WHAT YOU NEED TO DO - Quote every line of the data below as it stands, omitting pictures.

SUPPLIED RECORDS -
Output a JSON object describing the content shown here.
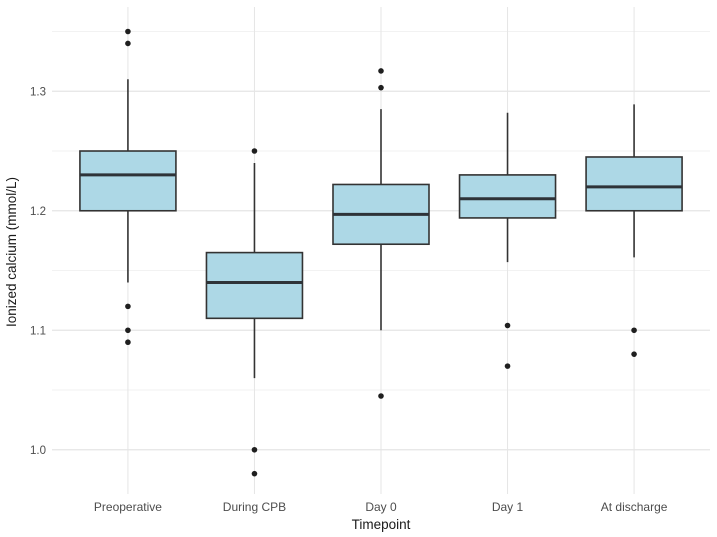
{
  "figure": {
    "background": "#ffffff"
  },
  "chart_data": {
    "type": "boxplot",
    "xlabel": "Timepoint",
    "ylabel": "Ionized calcium (mmol/L)",
    "categories": [
      "Preoperative",
      "During CPB",
      "Day 0",
      "Day 1",
      "At discharge"
    ],
    "series": [
      {
        "category": "Preoperative",
        "whisker_low": 1.14,
        "q1": 1.2,
        "median": 1.23,
        "q3": 1.25,
        "whisker_high": 1.31,
        "outliers": [
          1.35,
          1.34,
          1.12,
          1.1,
          1.09
        ]
      },
      {
        "category": "During CPB",
        "whisker_low": 1.06,
        "q1": 1.11,
        "median": 1.14,
        "q3": 1.165,
        "whisker_high": 1.24,
        "outliers": [
          1.25,
          1.0,
          0.98
        ]
      },
      {
        "category": "Day 0",
        "whisker_low": 1.1,
        "q1": 1.172,
        "median": 1.197,
        "q3": 1.222,
        "whisker_high": 1.285,
        "outliers": [
          1.317,
          1.303,
          1.045
        ]
      },
      {
        "category": "Day 1",
        "whisker_low": 1.157,
        "q1": 1.194,
        "median": 1.21,
        "q3": 1.23,
        "whisker_high": 1.282,
        "outliers": [
          1.104,
          1.07
        ]
      },
      {
        "category": "At discharge",
        "whisker_low": 1.161,
        "q1": 1.2,
        "median": 1.22,
        "q3": 1.245,
        "whisker_high": 1.289,
        "outliers": [
          1.1,
          1.08
        ]
      }
    ],
    "y_major_ticks": [
      1.0,
      1.1,
      1.2,
      1.3
    ],
    "y_tick_labels": [
      "1.0",
      "1.1",
      "1.2",
      "1.3"
    ],
    "y_minor_ticks": [
      1.05,
      1.15,
      1.25,
      1.35
    ],
    "ylim": [
      0.963,
      1.3705
    ],
    "grid": true,
    "legend": "none",
    "colors": {
      "box_fill": "#add8e6",
      "box_stroke": "#333333",
      "median": "#2e3338",
      "whisker": "#333333",
      "outlier": "#1f1f1f",
      "grid_major": "#e5e5e5",
      "grid_minor": "#f2f2f2",
      "tick_text": "#4d4d4d",
      "axis_title_text": "#1a1a1a",
      "background": "#ffffff"
    }
  }
}
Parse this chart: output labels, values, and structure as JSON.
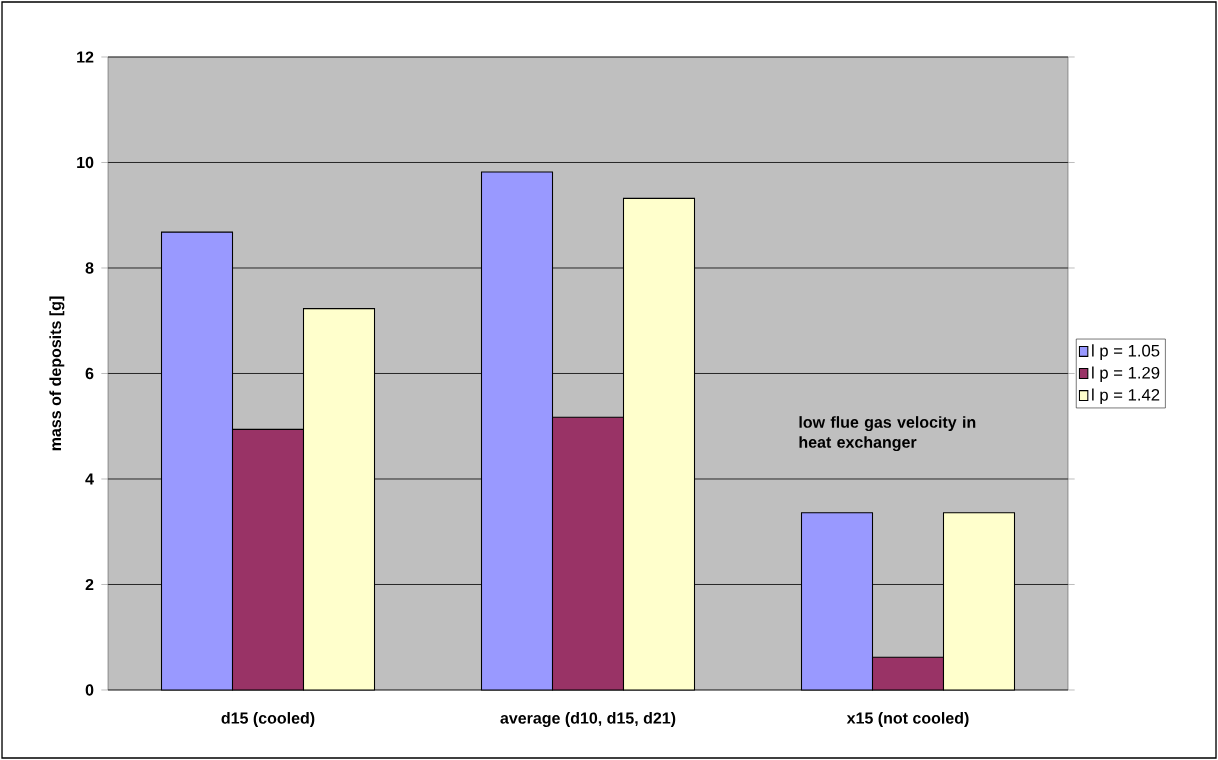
{
  "chart_data": {
    "type": "bar",
    "ylabel": "mass of deposits [g]",
    "categories": [
      "d15 (cooled)",
      "average (d10, d15, d21)",
      "x15 (not cooled)"
    ],
    "series": [
      {
        "name": "l p = 1.05",
        "color": "#9999ff",
        "values": [
          8.68,
          9.82,
          3.36
        ]
      },
      {
        "name": "l p = 1.29",
        "color": "#993366",
        "values": [
          4.94,
          5.17,
          0.62
        ]
      },
      {
        "name": "l p = 1.42",
        "color": "#ffffcc",
        "values": [
          7.23,
          9.32,
          3.36
        ]
      }
    ],
    "ylim": [
      0,
      12
    ],
    "yticks": [
      0,
      2,
      4,
      6,
      8,
      10,
      12
    ],
    "grid": "y",
    "legend": "right",
    "annotations": [
      "low flue gas velocity in heat exchanger"
    ]
  }
}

RESPONSE TO THIS TASK -
Output a JSON object describing the content shown here.
{
  "figure": {
    "background": "#ffffff"
  },
  "chart_data": {
    "type": "boxplot",
    "xlabel": "Timepoint",
    "ylabel": "Ionized calcium (mmol/L)",
    "categories": [
      "Preoperative",
      "During CPB",
      "Day 0",
      "Day 1",
      "At discharge"
    ],
    "series": [
      {
        "category": "Preoperative",
        "whisker_low": 1.14,
        "q1": 1.2,
        "median": 1.23,
        "q3": 1.25,
        "whisker_high": 1.31,
        "outliers": [
          1.35,
          1.34,
          1.12,
          1.1,
          1.09
        ]
      },
      {
        "category": "During CPB",
        "whisker_low": 1.06,
        "q1": 1.11,
        "median": 1.14,
        "q3": 1.165,
        "whisker_high": 1.24,
        "outliers": [
          1.25,
          1.0,
          0.98
        ]
      },
      {
        "category": "Day 0",
        "whisker_low": 1.1,
        "q1": 1.172,
        "median": 1.197,
        "q3": 1.222,
        "whisker_high": 1.285,
        "outliers": [
          1.317,
          1.303,
          1.045
        ]
      },
      {
        "category": "Day 1",
        "whisker_low": 1.157,
        "q1": 1.194,
        "median": 1.21,
        "q3": 1.23,
        "whisker_high": 1.282,
        "outliers": [
          1.104,
          1.07
        ]
      },
      {
        "category": "At discharge",
        "whisker_low": 1.161,
        "q1": 1.2,
        "median": 1.22,
        "q3": 1.245,
        "whisker_high": 1.289,
        "outliers": [
          1.1,
          1.08
        ]
      }
    ],
    "y_major_ticks": [
      1.0,
      1.1,
      1.2,
      1.3
    ],
    "y_tick_labels": [
      "1.0",
      "1.1",
      "1.2",
      "1.3"
    ],
    "y_minor_ticks": [
      1.05,
      1.15,
      1.25,
      1.35
    ],
    "ylim": [
      0.963,
      1.3705
    ],
    "grid": true,
    "legend": "none",
    "colors": {
      "box_fill": "#add8e6",
      "box_stroke": "#333333",
      "median": "#2e3338",
      "whisker": "#333333",
      "outlier": "#1f1f1f",
      "grid_major": "#e5e5e5",
      "grid_minor": "#f2f2f2",
      "tick_text": "#4d4d4d",
      "axis_title_text": "#1a1a1a",
      "background": "#ffffff"
    }
  }
}
Parse this chart: output labels, values, and structure as JSON.
{
  "chart_data": {
    "type": "bar",
    "ylabel": "mass of deposits [g]",
    "categories": [
      "d15 (cooled)",
      "average (d10, d15, d21)",
      "x15 (not cooled)"
    ],
    "series": [
      {
        "name": "l p = 1.05",
        "color": "#9999ff",
        "values": [
          8.68,
          9.82,
          3.36
        ]
      },
      {
        "name": "l p = 1.29",
        "color": "#993366",
        "values": [
          4.94,
          5.17,
          0.62
        ]
      },
      {
        "name": "l p = 1.42",
        "color": "#ffffcc",
        "values": [
          7.23,
          9.32,
          3.36
        ]
      }
    ],
    "ylim": [
      0,
      12
    ],
    "yticks": [
      0,
      2,
      4,
      6,
      8,
      10,
      12
    ],
    "grid": "y",
    "legend": "right",
    "annotations": [
      "low flue gas velocity in heat exchanger"
    ]
  }
}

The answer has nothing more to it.